*Problem details*
Every line of the entries that holds the word "aliæ" is to be copied.

[Opening Data supplied section]

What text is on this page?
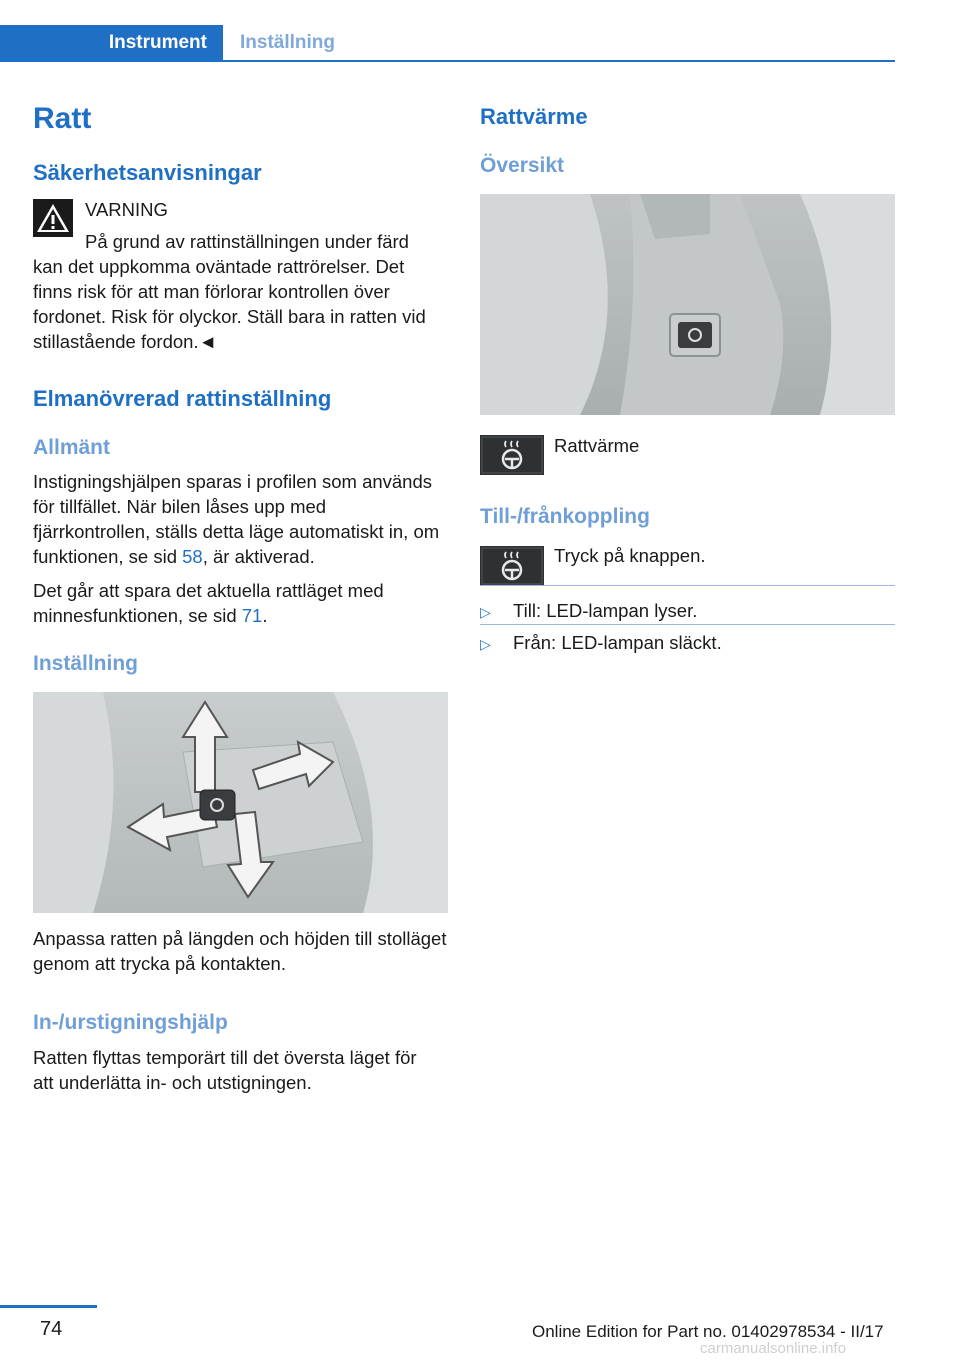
Instrument	Inställning
Ratt
Säkerhetsanvisningar
VARNING
På grund av rattinställningen under färd
kan det uppkomma oväntade rattrörelser. Det finns risk för att man förlorar kontrollen över fordonet. Risk för olyckor. Ställ bara in ratten vid stillastående fordon.◄
Elmanövrerad rattinställning
Allmänt
Instigningshjälpen sparas i profilen som används för tillfället. När bilen låses upp med fjärrkontrollen, ställs detta läge automatiskt in, om funktionen, se sid 58, är aktiverad.
Det går att spara det aktuella rattläget med minnesfunktionen, se sid 71.
Inställning
Anpassa ratten på längden och höjden till stolläget genom att trycka på kontakten.
In-/urstigningshjälp
Ratten flyttas temporärt till det översta läget för att underlätta in- och utstigningen.
Rattvärme
Översikt
Rattvärme
Till-/frånkoppling
Tryck på knappen.
▷ Till: LED-lampan lyser.
▷ Från: LED-lampan släckt.
74	Online Edition for Part no. 01402978534 - II/17
carmanualsonline.info
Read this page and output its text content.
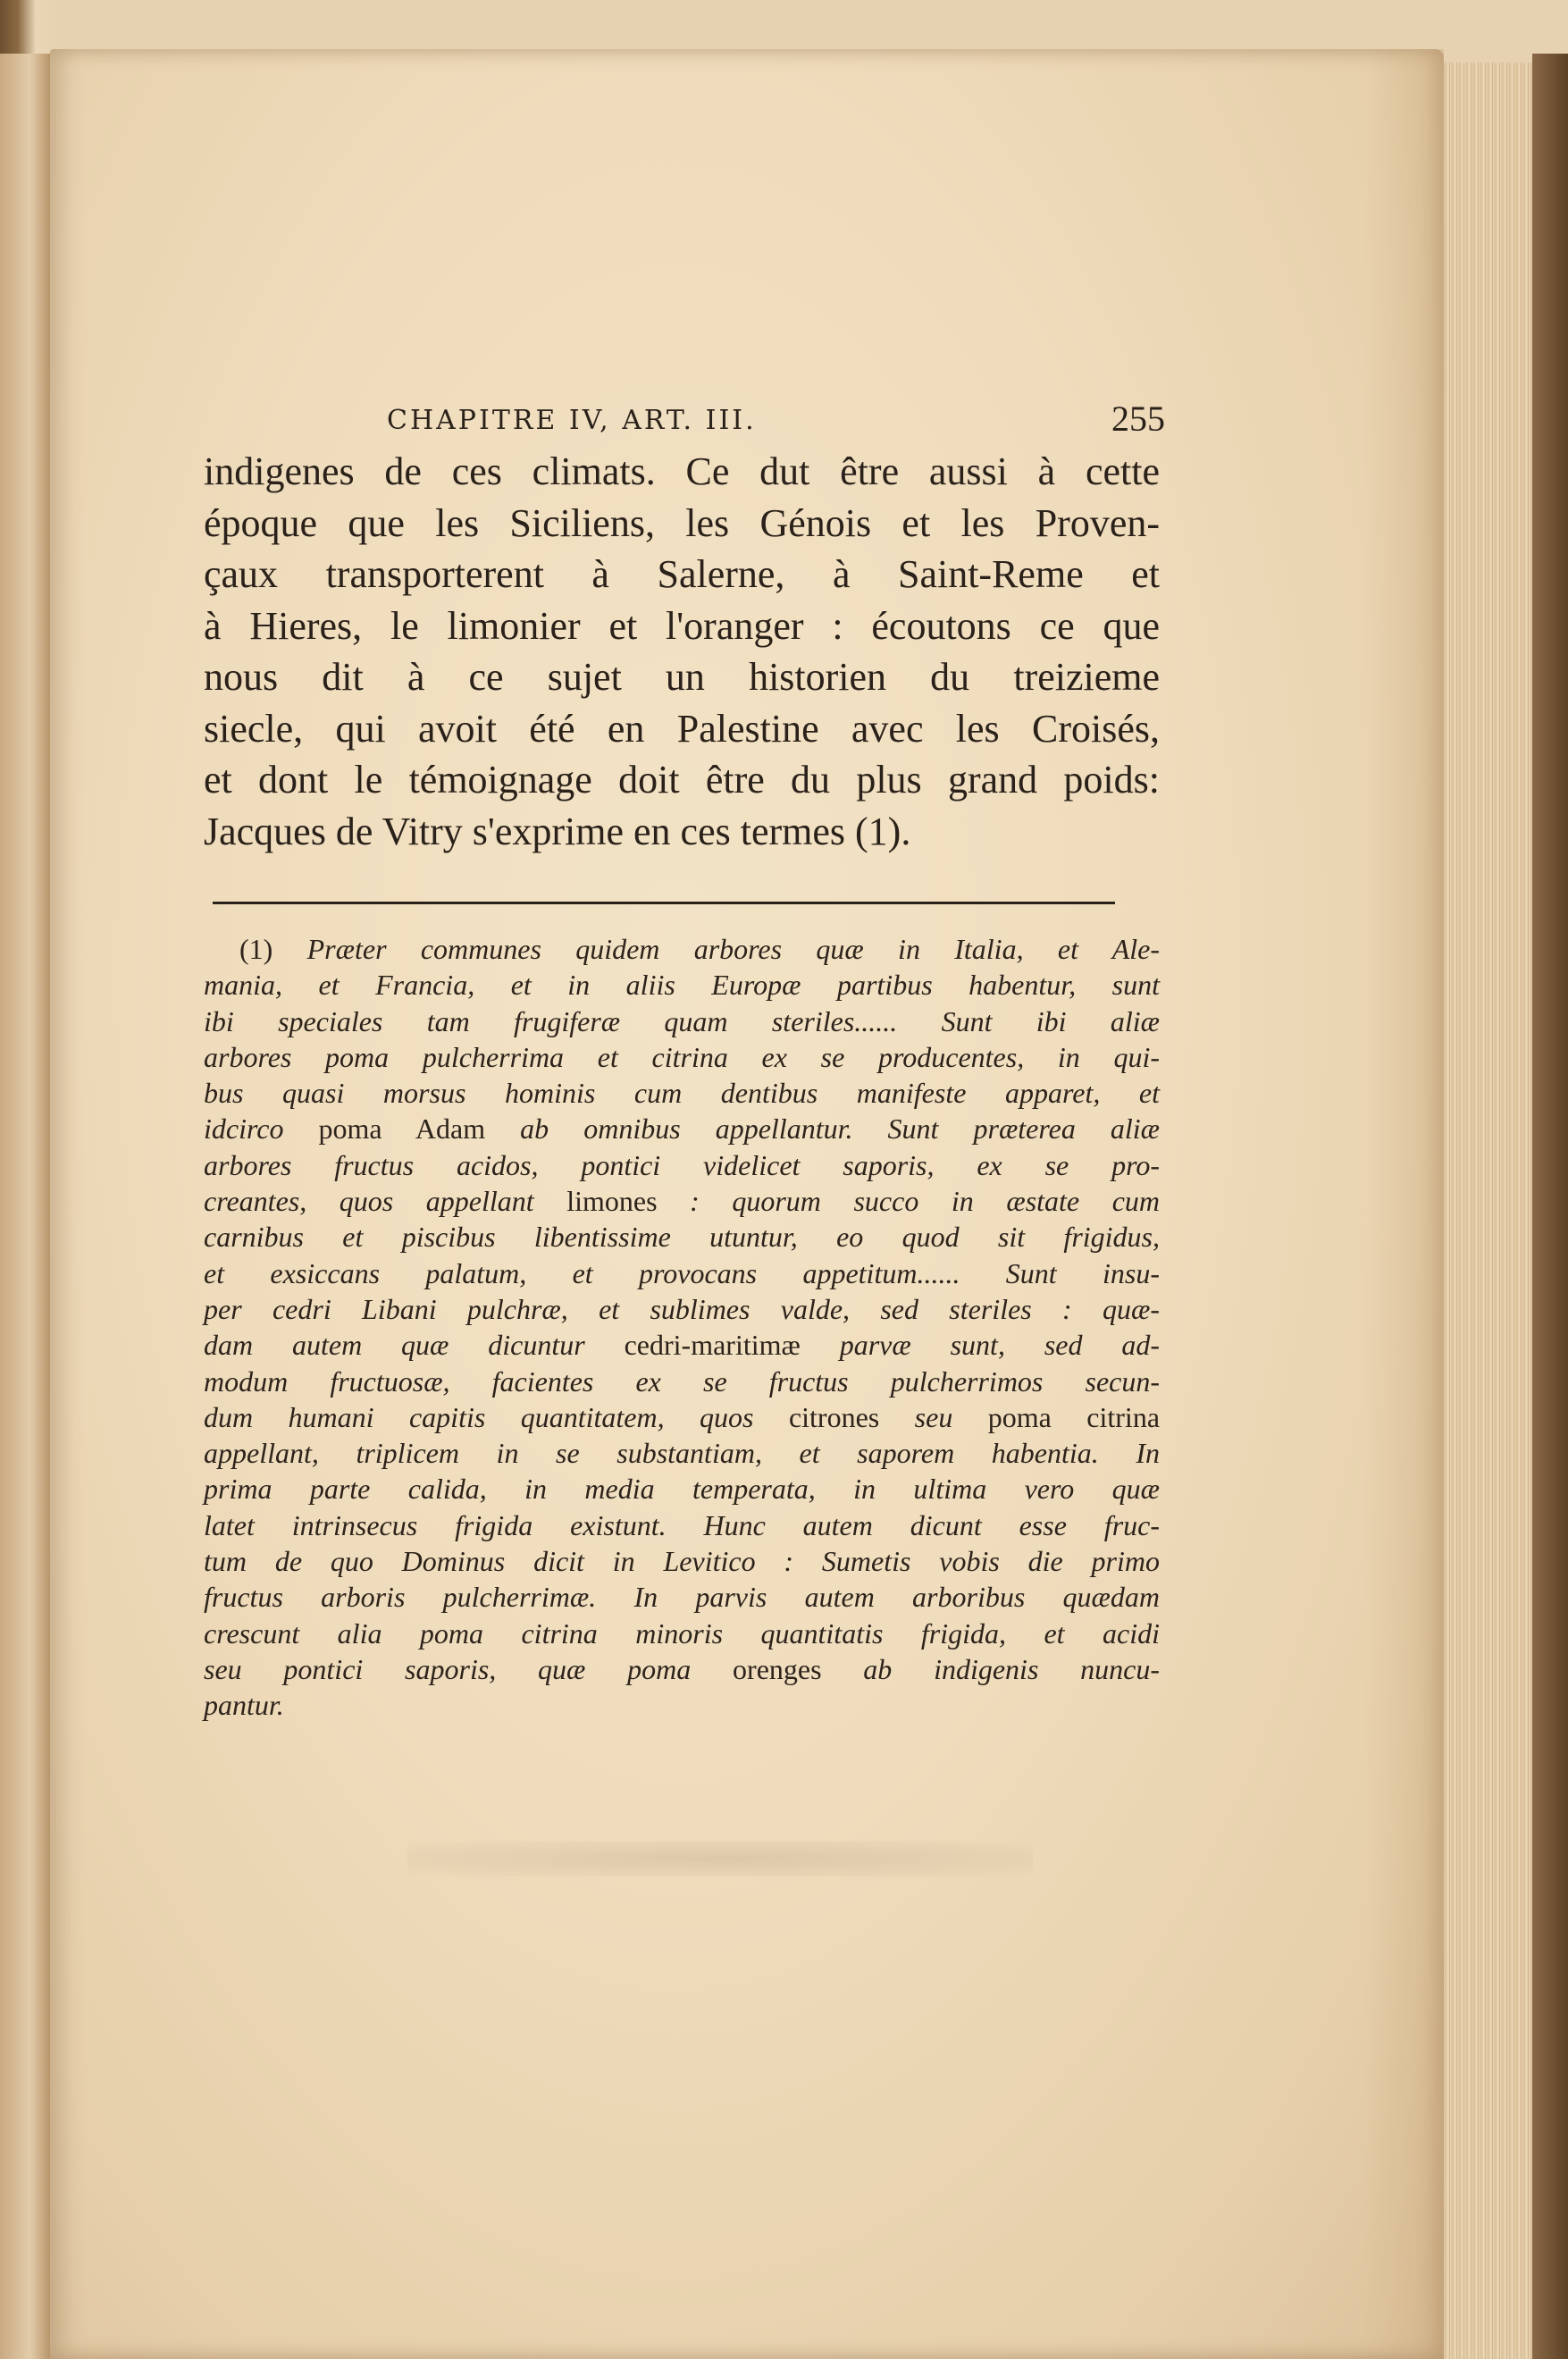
CHAPITRE IV, ART. III.	255
indigenes de ces climats. Ce dut être aussi à cette
époque que les Siciliens, les Génois et les Proven-
çaux transporterent à Salerne, à Saint-Reme et
à Hieres, le limonier et l'oranger : écoutons ce que
nous dit à ce sujet un historien du treizieme
siecle, qui avoit été en Palestine avec les Croisés,
et dont le témoignage doit être du plus grand poids:
Jacques de Vitry s'exprime en ces termes (1).
(1) Præter communes quidem arbores quæ in Italia, et Ale-
mania, et Francia, et in aliis Europæ partibus habentur, sunt
ibi speciales tam frugiferæ quam steriles...... Sunt ibi aliæ
arbores poma pulcherrima et citrina ex se producentes, in qui-
bus quasi morsus hominis cum dentibus manifeste apparet, et
idcirco poma Adam ab omnibus appellantur. Sunt præterea aliæ
arbores fructus acidos, pontici videlicet saporis, ex se pro-
creantes, quos appellant limones : quorum succo in æstate cum
carnibus et piscibus libentissime utuntur, eo quod sit frigidus,
et exsiccans palatum, et provocans appetitum...... Sunt insu-
per cedri Libani pulchræ, et sublimes valde, sed steriles : quæ-
dam autem quæ dicuntur cedri-maritimæ parvæ sunt, sed ad-
modum fructuosæ, facientes ex se fructus pulcherrimos secun-
dum humani capitis quantitatem, quos citrones seu poma citrina
appellant, triplicem in se substantiam, et saporem habentia. In
prima parte calida, in media temperata, in ultima vero quæ
latet intrinsecus frigida existunt. Hunc autem dicunt esse fruc-
tum de quo Dominus dicit in Levitico : Sumetis vobis die primo
fructus arboris pulcherrimæ. In parvis autem arboribus quædam
crescunt alia poma citrina minoris quantitatis frigida, et acidi
seu pontici saporis, quæ poma orenges ab indigenis nuncu-
pantur.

[Closing Data supplied section]

*Written solution*
ibi speciales tam frugiferæ quam steriles...... Sunt ibi aliæ
idcirco poma Adam ab omnibus appellantur. Sunt præterea aliæ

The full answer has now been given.